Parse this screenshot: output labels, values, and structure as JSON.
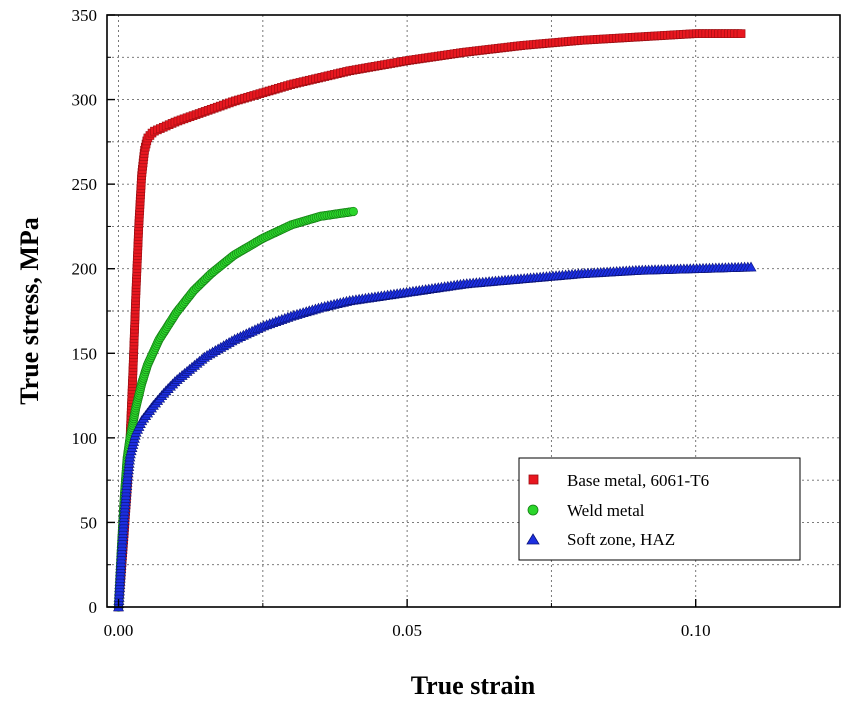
{
  "chart_data": {
    "type": "scatter",
    "xlabel": "True strain",
    "ylabel": "True stress, MPa",
    "xlim": [
      -0.002,
      0.125
    ],
    "ylim": [
      0,
      350
    ],
    "xticks": [
      0.0,
      0.05,
      0.1
    ],
    "xtick_labels": [
      "0.00",
      "0.05",
      "0.10"
    ],
    "yticks": [
      0,
      50,
      100,
      150,
      200,
      250,
      300,
      350
    ],
    "ytick_labels": [
      "0",
      "50",
      "100",
      "150",
      "200",
      "250",
      "300",
      "350"
    ],
    "grid": true,
    "legend_position": "bottom-right",
    "series": [
      {
        "name": "Base metal, 6061-T6",
        "marker": "square",
        "color": "#e8171f",
        "curve": [
          [
            0.0,
            0
          ],
          [
            0.0005,
            22
          ],
          [
            0.001,
            45
          ],
          [
            0.0015,
            70
          ],
          [
            0.002,
            100
          ],
          [
            0.0025,
            140
          ],
          [
            0.003,
            185
          ],
          [
            0.0035,
            225
          ],
          [
            0.004,
            255
          ],
          [
            0.0045,
            270
          ],
          [
            0.005,
            277
          ],
          [
            0.006,
            281
          ],
          [
            0.008,
            284
          ],
          [
            0.01,
            287
          ],
          [
            0.015,
            293
          ],
          [
            0.02,
            299
          ],
          [
            0.025,
            304
          ],
          [
            0.03,
            309
          ],
          [
            0.04,
            317
          ],
          [
            0.05,
            323
          ],
          [
            0.06,
            328
          ],
          [
            0.07,
            332
          ],
          [
            0.08,
            335
          ],
          [
            0.09,
            337
          ],
          [
            0.1,
            339
          ],
          [
            0.108,
            339
          ]
        ]
      },
      {
        "name": "Weld metal",
        "marker": "circle",
        "color": "#2bd62b",
        "curve": [
          [
            0.0,
            0
          ],
          [
            0.0005,
            35
          ],
          [
            0.001,
            65
          ],
          [
            0.0015,
            88
          ],
          [
            0.002,
            100
          ],
          [
            0.003,
            118
          ],
          [
            0.004,
            132
          ],
          [
            0.005,
            143
          ],
          [
            0.007,
            158
          ],
          [
            0.01,
            174
          ],
          [
            0.013,
            187
          ],
          [
            0.016,
            197
          ],
          [
            0.02,
            208
          ],
          [
            0.025,
            218
          ],
          [
            0.03,
            226
          ],
          [
            0.035,
            231
          ],
          [
            0.041,
            234
          ]
        ]
      },
      {
        "name": "Soft zone, HAZ",
        "marker": "triangle",
        "color": "#1c2fe0",
        "curve": [
          [
            0.0,
            0
          ],
          [
            0.0005,
            30
          ],
          [
            0.001,
            55
          ],
          [
            0.0015,
            75
          ],
          [
            0.002,
            90
          ],
          [
            0.003,
            103
          ],
          [
            0.004,
            110
          ],
          [
            0.006,
            119
          ],
          [
            0.008,
            127
          ],
          [
            0.01,
            134
          ],
          [
            0.015,
            148
          ],
          [
            0.02,
            158
          ],
          [
            0.025,
            166
          ],
          [
            0.03,
            172
          ],
          [
            0.035,
            177
          ],
          [
            0.04,
            181
          ],
          [
            0.05,
            186
          ],
          [
            0.06,
            191
          ],
          [
            0.07,
            194
          ],
          [
            0.08,
            197
          ],
          [
            0.09,
            199
          ],
          [
            0.1,
            200
          ],
          [
            0.11,
            201
          ]
        ]
      }
    ]
  }
}
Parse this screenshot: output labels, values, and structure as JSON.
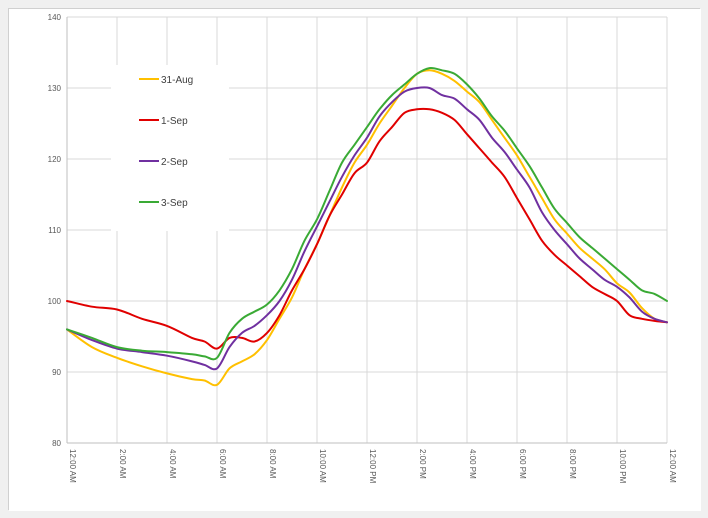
• • • • • • •
**PROBLEM TO SOLVE:** Copy every record above exactly, leaving out the pictures.

**WRITTEN REPLY:**
Parse this screenshot: output labels, values, and structure as JSON.
{
  "chart_data": {
    "type": "scatter",
    "xlabel": "True strain",
    "ylabel": "True stress, MPa",
    "xlim": [
      -0.002,
      0.125
    ],
    "ylim": [
      0,
      350
    ],
    "xticks": [
      0.0,
      0.05,
      0.1
    ],
    "xtick_labels": [
      "0.00",
      "0.05",
      "0.10"
    ],
    "yticks": [
      0,
      50,
      100,
      150,
      200,
      250,
      300,
      350
    ],
    "ytick_labels": [
      "0",
      "50",
      "100",
      "150",
      "200",
      "250",
      "300",
      "350"
    ],
    "grid": true,
    "legend_position": "bottom-right",
    "series": [
      {
        "name": "Base metal, 6061-T6",
        "marker": "square",
        "color": "#e8171f",
        "curve": [
          [
            0.0,
            0
          ],
          [
            0.0005,
            22
          ],
          [
            0.001,
            45
          ],
          [
            0.0015,
            70
          ],
          [
            0.002,
            100
          ],
          [
            0.0025,
            140
          ],
          [
            0.003,
            185
          ],
          [
            0.0035,
            225
          ],
          [
            0.004,
            255
          ],
          [
            0.0045,
            270
          ],
          [
            0.005,
            277
          ],
          [
            0.006,
            281
          ],
          [
            0.008,
            284
          ],
          [
            0.01,
            287
          ],
          [
            0.015,
            293
          ],
          [
            0.02,
            299
          ],
          [
            0.025,
            304
          ],
          [
            0.03,
            309
          ],
          [
            0.04,
            317
          ],
          [
            0.05,
            323
          ],
          [
            0.06,
            328
          ],
          [
            0.07,
            332
          ],
          [
            0.08,
            335
          ],
          [
            0.09,
            337
          ],
          [
            0.1,
            339
          ],
          [
            0.108,
            339
          ]
        ]
      },
      {
        "name": "Weld metal",
        "marker": "circle",
        "color": "#2bd62b",
        "curve": [
          [
            0.0,
            0
          ],
          [
            0.0005,
            35
          ],
          [
            0.001,
            65
          ],
          [
            0.0015,
            88
          ],
          [
            0.002,
            100
          ],
          [
            0.003,
            118
          ],
          [
            0.004,
            132
          ],
          [
            0.005,
            143
          ],
          [
            0.007,
            158
          ],
          [
            0.01,
            174
          ],
          [
            0.013,
            187
          ],
          [
            0.016,
            197
          ],
          [
            0.02,
            208
          ],
          [
            0.025,
            218
          ],
          [
            0.03,
            226
          ],
          [
            0.035,
            231
          ],
          [
            0.041,
            234
          ]
        ]
      },
      {
        "name": "Soft zone, HAZ",
        "marker": "triangle",
        "color": "#1c2fe0",
        "curve": [
          [
            0.0,
            0
          ],
          [
            0.0005,
            30
          ],
          [
            0.001,
            55
          ],
          [
            0.0015,
            75
          ],
          [
            0.002,
            90
          ],
          [
            0.003,
            103
          ],
          [
            0.004,
            110
          ],
          [
            0.006,
            119
          ],
          [
            0.008,
            127
          ],
          [
            0.01,
            134
          ],
          [
            0.015,
            148
          ],
          [
            0.02,
            158
          ],
          [
            0.025,
            166
          ],
          [
            0.03,
            172
          ],
          [
            0.035,
            177
          ],
          [
            0.04,
            181
          ],
          [
            0.05,
            186
          ],
          [
            0.06,
            191
          ],
          [
            0.07,
            194
          ],
          [
            0.08,
            197
          ],
          [
            0.09,
            199
          ],
          [
            0.1,
            200
          ],
          [
            0.11,
            201
          ]
        ]
      }
    ]
  }
}
Parse this screenshot: output labels, values, and structure as JSON.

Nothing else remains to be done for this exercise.